Each entry has to be copied exactly, with nothing missed.

>>>>>

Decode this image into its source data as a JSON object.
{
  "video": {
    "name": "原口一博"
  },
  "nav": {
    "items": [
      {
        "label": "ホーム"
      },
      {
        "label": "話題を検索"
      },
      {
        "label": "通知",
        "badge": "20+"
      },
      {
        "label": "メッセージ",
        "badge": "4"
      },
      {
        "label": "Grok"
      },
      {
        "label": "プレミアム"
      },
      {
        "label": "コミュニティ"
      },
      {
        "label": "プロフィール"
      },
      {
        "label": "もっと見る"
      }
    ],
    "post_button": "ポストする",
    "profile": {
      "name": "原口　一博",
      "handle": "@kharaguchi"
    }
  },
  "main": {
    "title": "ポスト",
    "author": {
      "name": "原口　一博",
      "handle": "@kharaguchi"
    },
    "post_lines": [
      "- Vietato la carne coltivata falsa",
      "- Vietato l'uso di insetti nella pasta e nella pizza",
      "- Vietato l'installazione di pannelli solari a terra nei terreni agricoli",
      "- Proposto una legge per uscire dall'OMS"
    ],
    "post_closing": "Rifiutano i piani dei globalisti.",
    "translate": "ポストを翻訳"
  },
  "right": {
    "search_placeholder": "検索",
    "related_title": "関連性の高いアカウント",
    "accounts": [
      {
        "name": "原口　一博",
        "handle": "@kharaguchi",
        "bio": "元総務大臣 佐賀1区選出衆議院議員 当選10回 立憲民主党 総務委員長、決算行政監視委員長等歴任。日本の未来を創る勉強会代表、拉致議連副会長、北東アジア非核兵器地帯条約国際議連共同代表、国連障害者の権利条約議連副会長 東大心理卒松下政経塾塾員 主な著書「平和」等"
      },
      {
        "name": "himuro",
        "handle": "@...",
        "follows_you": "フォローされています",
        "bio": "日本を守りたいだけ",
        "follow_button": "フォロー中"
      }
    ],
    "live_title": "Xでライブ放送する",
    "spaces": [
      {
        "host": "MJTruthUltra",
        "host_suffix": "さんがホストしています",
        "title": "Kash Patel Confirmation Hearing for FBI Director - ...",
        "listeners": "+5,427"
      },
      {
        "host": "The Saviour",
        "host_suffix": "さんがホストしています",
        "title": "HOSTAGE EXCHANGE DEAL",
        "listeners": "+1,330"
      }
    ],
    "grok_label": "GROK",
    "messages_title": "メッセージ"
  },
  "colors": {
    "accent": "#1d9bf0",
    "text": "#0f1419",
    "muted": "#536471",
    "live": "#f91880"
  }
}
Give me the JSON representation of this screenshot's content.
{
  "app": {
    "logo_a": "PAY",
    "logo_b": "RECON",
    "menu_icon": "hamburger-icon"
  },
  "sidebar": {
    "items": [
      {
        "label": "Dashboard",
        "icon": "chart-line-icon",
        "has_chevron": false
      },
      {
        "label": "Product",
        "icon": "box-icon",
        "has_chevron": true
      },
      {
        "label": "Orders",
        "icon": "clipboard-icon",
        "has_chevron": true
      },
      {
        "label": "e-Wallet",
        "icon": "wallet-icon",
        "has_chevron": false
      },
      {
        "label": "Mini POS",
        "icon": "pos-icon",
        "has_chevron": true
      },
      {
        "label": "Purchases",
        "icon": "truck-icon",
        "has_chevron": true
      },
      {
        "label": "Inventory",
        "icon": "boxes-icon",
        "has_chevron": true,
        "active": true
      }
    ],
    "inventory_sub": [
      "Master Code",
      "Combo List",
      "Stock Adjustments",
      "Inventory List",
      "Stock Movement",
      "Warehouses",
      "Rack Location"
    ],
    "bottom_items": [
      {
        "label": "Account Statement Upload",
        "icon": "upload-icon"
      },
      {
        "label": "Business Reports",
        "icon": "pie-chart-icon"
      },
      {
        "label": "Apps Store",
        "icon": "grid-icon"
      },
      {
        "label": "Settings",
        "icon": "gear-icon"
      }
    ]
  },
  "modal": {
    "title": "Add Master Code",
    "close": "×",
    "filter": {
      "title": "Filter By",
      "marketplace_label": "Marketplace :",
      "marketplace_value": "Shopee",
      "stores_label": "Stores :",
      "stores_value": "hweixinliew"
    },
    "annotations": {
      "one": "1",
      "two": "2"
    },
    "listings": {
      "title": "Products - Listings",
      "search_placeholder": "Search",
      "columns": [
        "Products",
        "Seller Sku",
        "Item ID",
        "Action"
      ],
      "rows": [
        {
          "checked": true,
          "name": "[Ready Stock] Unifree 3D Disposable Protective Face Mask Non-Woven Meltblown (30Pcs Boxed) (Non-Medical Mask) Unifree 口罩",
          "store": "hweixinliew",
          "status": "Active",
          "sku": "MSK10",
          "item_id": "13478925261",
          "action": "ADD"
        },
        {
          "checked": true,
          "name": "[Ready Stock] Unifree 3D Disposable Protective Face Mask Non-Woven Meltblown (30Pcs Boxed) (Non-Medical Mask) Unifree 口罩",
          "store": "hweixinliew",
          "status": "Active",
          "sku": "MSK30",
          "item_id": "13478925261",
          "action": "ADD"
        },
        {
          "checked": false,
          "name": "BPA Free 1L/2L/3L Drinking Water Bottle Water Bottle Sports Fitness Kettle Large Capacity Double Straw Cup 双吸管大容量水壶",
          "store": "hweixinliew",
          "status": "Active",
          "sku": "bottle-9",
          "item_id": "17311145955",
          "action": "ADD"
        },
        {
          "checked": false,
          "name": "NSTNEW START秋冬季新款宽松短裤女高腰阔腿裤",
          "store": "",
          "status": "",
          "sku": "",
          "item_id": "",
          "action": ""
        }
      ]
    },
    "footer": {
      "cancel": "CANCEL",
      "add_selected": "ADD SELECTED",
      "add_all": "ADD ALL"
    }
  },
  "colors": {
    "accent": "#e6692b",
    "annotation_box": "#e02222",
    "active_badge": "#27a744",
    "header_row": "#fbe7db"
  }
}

<<<<<

■ ANSWER TO THE TASK
Decode this image into its source data as a JSON object.
{
  "video": {
    "name": "原口一博"
  },
  "nav": {
    "items": [
      {
        "label": "ホーム"
      },
      {
        "label": "話題を検索"
      },
      {
        "label": "通知",
        "badge": "20+"
      },
      {
        "label": "メッセージ",
        "badge": "4"
      },
      {
        "label": "Grok"
      },
      {
        "label": "プレミアム"
      },
      {
        "label": "コミュニティ"
      },
      {
        "label": "プロフィール"
      },
      {
        "label": "もっと見る"
      }
    ],
    "post_button": "ポストする",
    "profile": {
      "name": "原口　一博",
      "handle": "@kharaguchi"
    }
  },
  "main": {
    "title": "ポスト",
    "author": {
      "name": "原口　一博",
      "handle": "@kharaguchi"
    },
    "post_lines": [
      "- Vietato la carne coltivata falsa",
      "- Vietato l'uso di insetti nella pasta e nella pizza",
      "- Vietato l'installazione di pannelli solari a terra nei terreni agricoli",
      "- Proposto una legge per uscire dall'OMS"
    ],
    "post_closing": "Rifiutano i piani dei globalisti.",
    "translate": "ポストを翻訳"
  },
  "right": {
    "search_placeholder": "検索",
    "related_title": "関連性の高いアカウント",
    "accounts": [
      {
        "name": "原口　一博",
        "handle": "@kharaguchi",
        "bio": "元総務大臣 佐賀1区選出衆議院議員 当選10回 立憲民主党 総務委員長、決算行政監視委員長等歴任。日本の未来を創る勉強会代表、拉致議連副会長、北東アジア非核兵器地帯条約国際議連共同代表、国連障害者の権利条約議連副会長 東大心理卒松下政経塾塾員 主な著書「平和」等"
      },
      {
        "name": "himuro",
        "handle": "@...",
        "follows_you": "フォローされています",
        "bio": "日本を守りたいだけ",
        "follow_button": "フォロー中"
      }
    ],
    "live_title": "Xでライブ放送する",
    "spaces": [
      {
        "host": "MJTruthUltra",
        "host_suffix": "さんがホストしています",
        "title": "Kash Patel Confirmation Hearing for FBI Director - ...",
        "listeners": "+5,427"
      },
      {
        "host": "The Saviour",
        "host_suffix": "さんがホストしています",
        "title": "HOSTAGE EXCHANGE DEAL",
        "listeners": "+1,330"
      }
    ],
    "grok_label": "GROK",
    "messages_title": "メッセージ"
  },
  "colors": {
    "accent": "#1d9bf0",
    "text": "#0f1419",
    "muted": "#536471",
    "live": "#f91880"
  }
}
Give me the JSON representation of this screenshot's content.
{
  "app": {
    "logo_a": "PAY",
    "logo_b": "RECON",
    "menu_icon": "hamburger-icon"
  },
  "sidebar": {
    "items": [
      {
        "label": "Dashboard",
        "icon": "chart-line-icon",
        "has_chevron": false
      },
      {
        "label": "Product",
        "icon": "box-icon",
        "has_chevron": true
      },
      {
        "label": "Orders",
        "icon": "clipboard-icon",
        "has_chevron": true
      },
      {
        "label": "e-Wallet",
        "icon": "wallet-icon",
        "has_chevron": false
      },
      {
        "label": "Mini POS",
        "icon": "pos-icon",
        "has_chevron": true
      },
      {
        "label": "Purchases",
        "icon": "truck-icon",
        "has_chevron": true
      },
      {
        "label": "Inventory",
        "icon": "boxes-icon",
        "has_chevron": true,
        "active": true
      }
    ],
    "inventory_sub": [
      "Master Code",
      "Combo List",
      "Stock Adjustments",
      "Inventory List",
      "Stock Movement",
      "Warehouses",
      "Rack Location"
    ],
    "bottom_items": [
      {
        "label": "Account Statement Upload",
        "icon": "upload-icon"
      },
      {
        "label": "Business Reports",
        "icon": "pie-chart-icon"
      },
      {
        "label": "Apps Store",
        "icon": "grid-icon"
      },
      {
        "label": "Settings",
        "icon": "gear-icon"
      }
    ]
  },
  "modal": {
    "title": "Add Master Code",
    "close": "×",
    "filter": {
      "title": "Filter By",
      "marketplace_label": "Marketplace :",
      "marketplace_value": "Shopee",
      "stores_label": "Stores :",
      "stores_value": "hweixinliew"
    },
    "annotations": {
      "one": "1",
      "two": "2"
    },
    "listings": {
      "title": "Products - Listings",
      "search_placeholder": "Search",
      "columns": [
        "Products",
        "Seller Sku",
        "Item ID",
        "Action"
      ],
      "rows": [
        {
          "checked": true,
          "name": "[Ready Stock] Unifree 3D Disposable Protective Face Mask Non-Woven Meltblown (30Pcs Boxed) (Non-Medical Mask) Unifree 口罩",
          "store": "hweixinliew",
          "status": "Active",
          "sku": "MSK10",
          "item_id": "13478925261",
          "action": "ADD"
        },
        {
          "checked": true,
          "name": "[Ready Stock] Unifree 3D Disposable Protective Face Mask Non-Woven Meltblown (30Pcs Boxed) (Non-Medical Mask) Unifree 口罩",
          "store": "hweixinliew",
          "status": "Active",
          "sku": "MSK30",
          "item_id": "13478925261",
          "action": "ADD"
        },
        {
          "checked": false,
          "name": "BPA Free 1L/2L/3L Drinking Water Bottle Water Bottle Sports Fitness Kettle Large Capacity Double Straw Cup 双吸管大容量水壶",
          "store": "hweixinliew",
          "status": "Active",
          "sku": "bottle-9",
          "item_id": "17311145955",
          "action": "ADD"
        },
        {
          "checked": false,
          "name": "NSTNEW START秋冬季新款宽松短裤女高腰阔腿裤",
          "store": "",
          "status": "",
          "sku": "",
          "item_id": "",
          "action": ""
        }
      ]
    },
    "footer": {
      "cancel": "CANCEL",
      "add_selected": "ADD SELECTED",
      "add_all": "ADD ALL"
    }
  },
  "colors": {
    "accent": "#e6692b",
    "annotation_box": "#e02222",
    "active_badge": "#27a744",
    "header_row": "#fbe7db"
  }
}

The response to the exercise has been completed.